▶ **TASK INSTRUCTIONS**
Every line of the material below in which "fistulæ" shows up is to be located and copied.

SUPPLIED INFORMATION below:

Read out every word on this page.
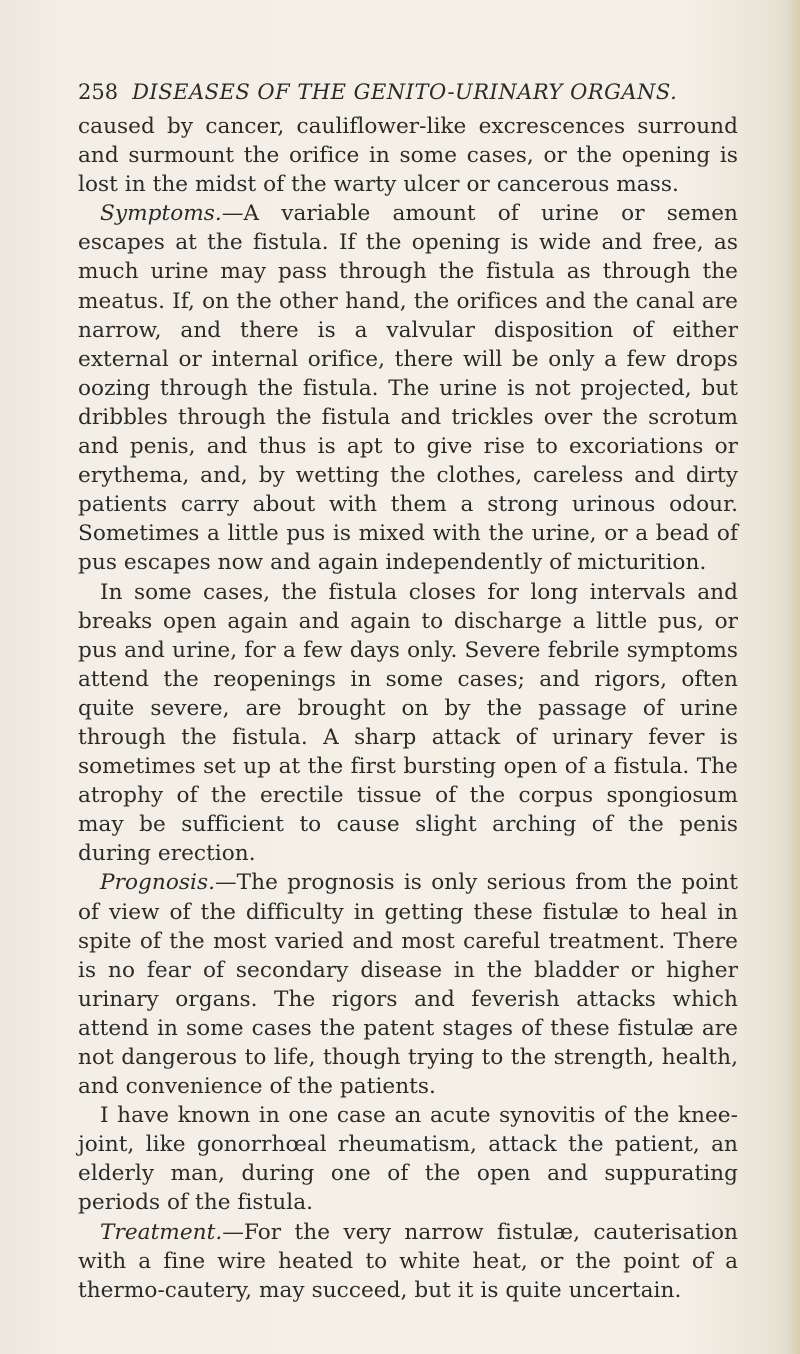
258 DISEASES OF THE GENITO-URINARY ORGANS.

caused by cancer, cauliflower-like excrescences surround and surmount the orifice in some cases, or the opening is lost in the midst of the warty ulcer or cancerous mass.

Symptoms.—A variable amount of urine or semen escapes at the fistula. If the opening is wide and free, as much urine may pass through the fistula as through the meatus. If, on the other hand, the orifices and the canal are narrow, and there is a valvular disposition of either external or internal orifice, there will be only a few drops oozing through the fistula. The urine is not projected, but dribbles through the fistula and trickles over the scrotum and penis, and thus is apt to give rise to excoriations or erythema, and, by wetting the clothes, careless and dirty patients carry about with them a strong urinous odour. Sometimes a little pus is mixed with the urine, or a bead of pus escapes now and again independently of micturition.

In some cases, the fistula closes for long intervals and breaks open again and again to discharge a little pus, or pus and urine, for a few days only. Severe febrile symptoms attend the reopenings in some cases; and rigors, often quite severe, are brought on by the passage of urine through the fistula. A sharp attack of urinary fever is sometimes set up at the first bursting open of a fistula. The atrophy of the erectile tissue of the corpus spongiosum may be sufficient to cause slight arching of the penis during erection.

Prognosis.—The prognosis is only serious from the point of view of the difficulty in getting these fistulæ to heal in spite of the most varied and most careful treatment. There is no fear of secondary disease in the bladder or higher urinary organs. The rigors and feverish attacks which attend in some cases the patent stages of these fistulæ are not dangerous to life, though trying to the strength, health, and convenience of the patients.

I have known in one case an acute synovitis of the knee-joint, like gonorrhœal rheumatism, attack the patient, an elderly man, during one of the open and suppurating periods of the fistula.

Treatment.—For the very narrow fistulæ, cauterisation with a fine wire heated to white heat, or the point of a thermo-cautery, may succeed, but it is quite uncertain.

End of SUPPLIED INFORMATION.

▶ **RESULT OF THIS EXERCISE**
Prognosis.—The prognosis is only serious from the point of view of the difficulty in getting these fistulæ to heal in spite of the most varied and most careful treatment. There is no fear of secondary disease in the bladder or higher urinary organs. The rigors and feverish attacks which attend in some cases the patent stages of these fistulæ are not dangerous to life, though trying to the strength, health, and convenience of the patients.
Treatment.—For the very narrow fistulæ, cauterisation with a fine wire heated to white heat, or the point of a thermo-cautery, may succeed, but it is quite uncertain.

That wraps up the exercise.